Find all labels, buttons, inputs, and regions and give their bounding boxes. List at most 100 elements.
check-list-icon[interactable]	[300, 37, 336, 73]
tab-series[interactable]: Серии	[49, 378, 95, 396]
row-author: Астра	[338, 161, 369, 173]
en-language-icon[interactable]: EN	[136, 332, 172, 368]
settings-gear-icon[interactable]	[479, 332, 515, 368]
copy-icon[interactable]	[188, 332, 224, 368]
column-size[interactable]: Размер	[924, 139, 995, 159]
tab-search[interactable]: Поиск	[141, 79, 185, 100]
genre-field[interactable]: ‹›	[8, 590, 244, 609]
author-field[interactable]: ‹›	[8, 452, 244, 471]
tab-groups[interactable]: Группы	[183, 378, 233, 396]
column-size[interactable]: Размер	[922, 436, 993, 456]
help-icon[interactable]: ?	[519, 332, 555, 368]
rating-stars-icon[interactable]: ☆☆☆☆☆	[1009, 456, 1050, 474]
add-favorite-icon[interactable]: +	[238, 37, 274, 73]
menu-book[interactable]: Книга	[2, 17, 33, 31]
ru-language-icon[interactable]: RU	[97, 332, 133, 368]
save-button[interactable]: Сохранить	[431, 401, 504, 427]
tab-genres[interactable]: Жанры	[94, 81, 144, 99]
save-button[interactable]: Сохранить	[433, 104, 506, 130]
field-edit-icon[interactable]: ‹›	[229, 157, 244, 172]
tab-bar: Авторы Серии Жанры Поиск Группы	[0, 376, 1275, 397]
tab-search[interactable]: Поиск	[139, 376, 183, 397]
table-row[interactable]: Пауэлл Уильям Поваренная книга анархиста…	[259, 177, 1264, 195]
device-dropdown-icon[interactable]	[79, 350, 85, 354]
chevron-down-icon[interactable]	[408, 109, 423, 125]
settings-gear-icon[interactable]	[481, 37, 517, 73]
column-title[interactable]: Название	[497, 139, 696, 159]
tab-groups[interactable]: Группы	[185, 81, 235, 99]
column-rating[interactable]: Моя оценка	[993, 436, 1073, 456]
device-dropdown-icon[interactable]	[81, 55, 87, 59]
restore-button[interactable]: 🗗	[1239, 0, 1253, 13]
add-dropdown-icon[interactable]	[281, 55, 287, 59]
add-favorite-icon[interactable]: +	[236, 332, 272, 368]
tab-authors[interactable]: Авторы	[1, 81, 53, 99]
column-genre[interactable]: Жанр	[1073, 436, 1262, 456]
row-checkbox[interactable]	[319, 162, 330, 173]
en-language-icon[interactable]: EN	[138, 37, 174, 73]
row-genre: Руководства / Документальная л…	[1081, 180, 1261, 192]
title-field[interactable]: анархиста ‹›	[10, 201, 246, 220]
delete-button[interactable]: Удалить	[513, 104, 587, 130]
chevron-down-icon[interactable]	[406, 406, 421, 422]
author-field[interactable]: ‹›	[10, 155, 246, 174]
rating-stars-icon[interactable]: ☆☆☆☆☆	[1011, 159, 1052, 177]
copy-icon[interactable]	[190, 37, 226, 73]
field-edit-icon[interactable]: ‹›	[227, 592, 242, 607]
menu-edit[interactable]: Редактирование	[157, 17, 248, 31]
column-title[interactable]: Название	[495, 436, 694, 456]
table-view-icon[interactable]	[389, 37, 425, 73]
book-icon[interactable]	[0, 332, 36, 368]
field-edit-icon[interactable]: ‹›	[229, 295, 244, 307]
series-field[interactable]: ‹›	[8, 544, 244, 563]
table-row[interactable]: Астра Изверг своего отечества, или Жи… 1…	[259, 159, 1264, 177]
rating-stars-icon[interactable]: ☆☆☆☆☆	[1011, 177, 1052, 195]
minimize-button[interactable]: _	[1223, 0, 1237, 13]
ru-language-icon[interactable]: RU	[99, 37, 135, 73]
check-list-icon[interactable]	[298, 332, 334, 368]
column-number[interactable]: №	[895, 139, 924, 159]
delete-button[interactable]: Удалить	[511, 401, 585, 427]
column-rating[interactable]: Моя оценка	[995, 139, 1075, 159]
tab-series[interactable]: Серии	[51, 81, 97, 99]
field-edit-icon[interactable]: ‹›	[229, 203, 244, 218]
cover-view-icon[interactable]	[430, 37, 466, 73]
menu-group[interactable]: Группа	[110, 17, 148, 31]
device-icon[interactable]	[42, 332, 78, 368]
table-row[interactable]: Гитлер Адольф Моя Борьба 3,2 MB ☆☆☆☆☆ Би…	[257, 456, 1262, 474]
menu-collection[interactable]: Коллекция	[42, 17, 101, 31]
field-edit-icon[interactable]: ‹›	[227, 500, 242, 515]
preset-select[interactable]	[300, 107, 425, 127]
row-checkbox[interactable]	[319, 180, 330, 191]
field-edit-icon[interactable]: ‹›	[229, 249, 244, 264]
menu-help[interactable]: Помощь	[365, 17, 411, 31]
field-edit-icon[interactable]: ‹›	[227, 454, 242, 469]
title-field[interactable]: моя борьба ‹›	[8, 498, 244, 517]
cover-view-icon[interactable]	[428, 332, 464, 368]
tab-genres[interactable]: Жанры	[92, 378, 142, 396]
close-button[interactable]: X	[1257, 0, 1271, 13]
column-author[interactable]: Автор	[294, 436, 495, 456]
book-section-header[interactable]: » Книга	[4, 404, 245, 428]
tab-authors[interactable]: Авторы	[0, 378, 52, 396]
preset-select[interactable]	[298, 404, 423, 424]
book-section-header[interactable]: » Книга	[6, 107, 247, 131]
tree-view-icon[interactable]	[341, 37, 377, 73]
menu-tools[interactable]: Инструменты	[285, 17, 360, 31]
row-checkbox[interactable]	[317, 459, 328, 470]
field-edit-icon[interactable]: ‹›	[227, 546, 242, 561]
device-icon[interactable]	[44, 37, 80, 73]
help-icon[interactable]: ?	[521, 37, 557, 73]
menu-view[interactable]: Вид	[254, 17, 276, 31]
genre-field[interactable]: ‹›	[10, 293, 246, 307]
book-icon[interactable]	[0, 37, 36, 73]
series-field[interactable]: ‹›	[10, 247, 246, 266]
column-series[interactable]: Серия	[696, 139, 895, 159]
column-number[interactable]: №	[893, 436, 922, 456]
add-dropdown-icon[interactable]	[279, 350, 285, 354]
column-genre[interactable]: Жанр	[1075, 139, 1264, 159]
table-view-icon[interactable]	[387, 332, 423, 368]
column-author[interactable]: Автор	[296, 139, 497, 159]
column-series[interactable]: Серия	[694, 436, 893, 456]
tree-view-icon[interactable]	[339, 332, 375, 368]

◆ Short problem:
Reproduce the records word for word, from the first line through the line containing "332, 172, 368]", including both of those lines.

◆ Output of the exercise:
Find all labels, buttons, inputs, and regions and give their bounding boxes. List at most 100 elements.
check-list-icon[interactable]	[300, 37, 336, 73]
tab-series[interactable]: Серии	[49, 378, 95, 396]
row-author: Астра	[338, 161, 369, 173]
en-language-icon[interactable]: EN	[136, 332, 172, 368]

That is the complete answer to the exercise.